Exercise goal:
Below are some records; repeat them all exactly, minus the pictures.
═══ Information shown
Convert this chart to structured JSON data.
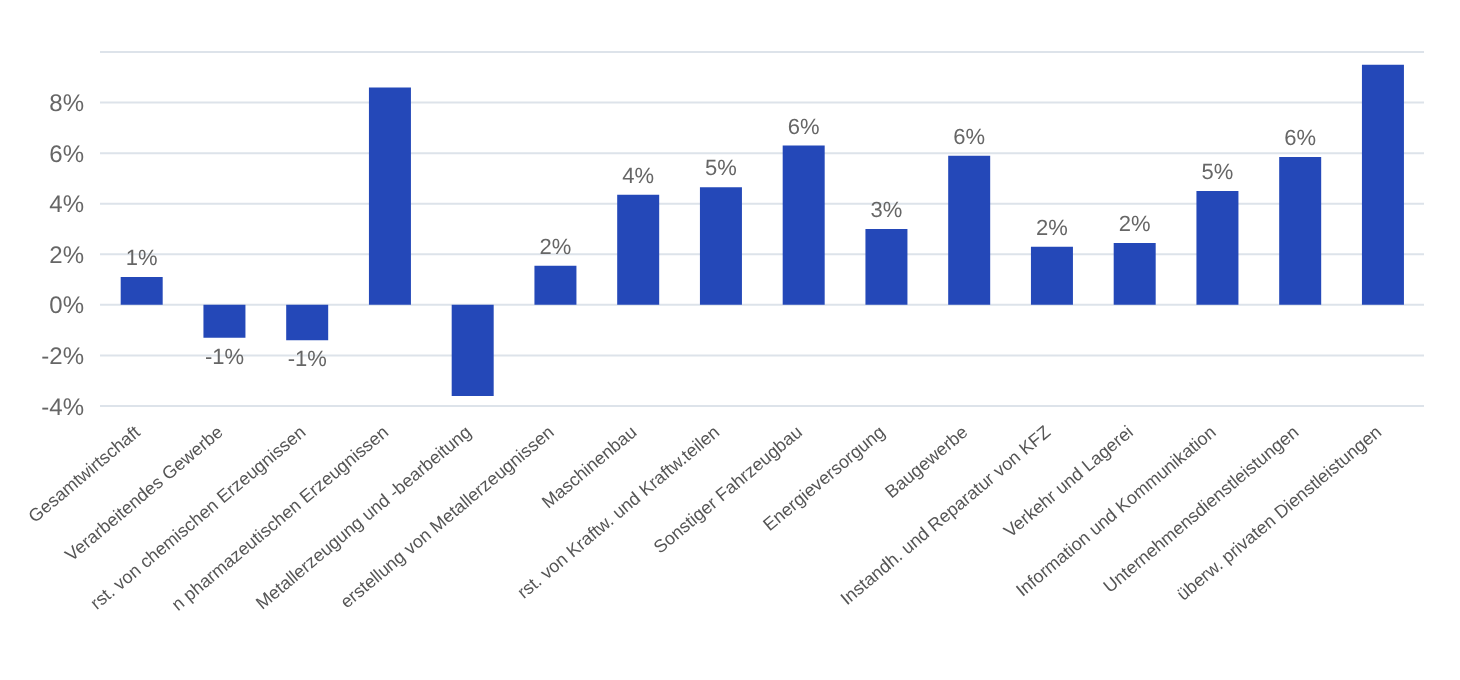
{
  "chart_data": {
    "type": "bar",
    "categories": [
      "Gesamtwirtschaft",
      "Verarbeitendes Gewerbe",
      "rst. von chemischen Erzeugnissen",
      "n pharmazeutischen Erzeugnissen",
      "Metallerzeugung und -bearbeitung",
      "erstellung von Metallerzeugnissen",
      "Maschinenbau",
      "rst. von Kraftw. und Kraftw.teilen",
      "Sonstiger Fahrzeugbau",
      "Energieversorgung",
      "Baugewerbe",
      "Instandh. und Reparatur von KFZ",
      "Verkehr und Lagerei",
      "Information und Kommunikation",
      "Unternehmensdienstleistungen",
      "überw. privaten Dienstleistungen"
    ],
    "values": [
      1.1,
      -1.3,
      -1.4,
      8.6,
      -3.6,
      1.55,
      4.35,
      4.65,
      6.3,
      3.0,
      5.9,
      2.3,
      2.45,
      4.5,
      5.85,
      9.5
    ],
    "value_labels": [
      "1%",
      "-1%",
      "-1%",
      null,
      null,
      "2%",
      "4%",
      "5%",
      "6%",
      "3%",
      "6%",
      "2%",
      "2%",
      "5%",
      "6%",
      null
    ],
    "color": "#2448b8",
    "ylim": [
      -4,
      10
    ],
    "yticks": [
      {
        "value": -4,
        "label": "-4%"
      },
      {
        "value": -2,
        "label": "-2%"
      },
      {
        "value": 0,
        "label": "0%"
      },
      {
        "value": 2,
        "label": "2%"
      },
      {
        "value": 4,
        "label": "4%"
      },
      {
        "value": 6,
        "label": "6%"
      },
      {
        "value": 8,
        "label": "8%"
      }
    ],
    "grid": "y"
  }
}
══════
Response for this exercise:
Convert this chart to structured JSON data.
{
  "chart_data": {
    "type": "bar",
    "categories": [
      "Gesamtwirtschaft",
      "Verarbeitendes Gewerbe",
      "rst. von chemischen Erzeugnissen",
      "n pharmazeutischen Erzeugnissen",
      "Metallerzeugung und -bearbeitung",
      "erstellung von Metallerzeugnissen",
      "Maschinenbau",
      "rst. von Kraftw. und Kraftw.teilen",
      "Sonstiger Fahrzeugbau",
      "Energieversorgung",
      "Baugewerbe",
      "Instandh. und Reparatur von KFZ",
      "Verkehr und Lagerei",
      "Information und Kommunikation",
      "Unternehmensdienstleistungen",
      "überw. privaten Dienstleistungen"
    ],
    "values": [
      1.1,
      -1.3,
      -1.4,
      8.6,
      -3.6,
      1.55,
      4.35,
      4.65,
      6.3,
      3.0,
      5.9,
      2.3,
      2.45,
      4.5,
      5.85,
      9.5
    ],
    "value_labels": [
      "1%",
      "-1%",
      "-1%",
      null,
      null,
      "2%",
      "4%",
      "5%",
      "6%",
      "3%",
      "6%",
      "2%",
      "2%",
      "5%",
      "6%",
      null
    ],
    "color": "#2448b8",
    "ylim": [
      -4,
      10
    ],
    "yticks": [
      {
        "value": -4,
        "label": "-4%"
      },
      {
        "value": -2,
        "label": "-2%"
      },
      {
        "value": 0,
        "label": "0%"
      },
      {
        "value": 2,
        "label": "2%"
      },
      {
        "value": 4,
        "label": "4%"
      },
      {
        "value": 6,
        "label": "6%"
      },
      {
        "value": 8,
        "label": "8%"
      }
    ],
    "grid": "y"
  }
}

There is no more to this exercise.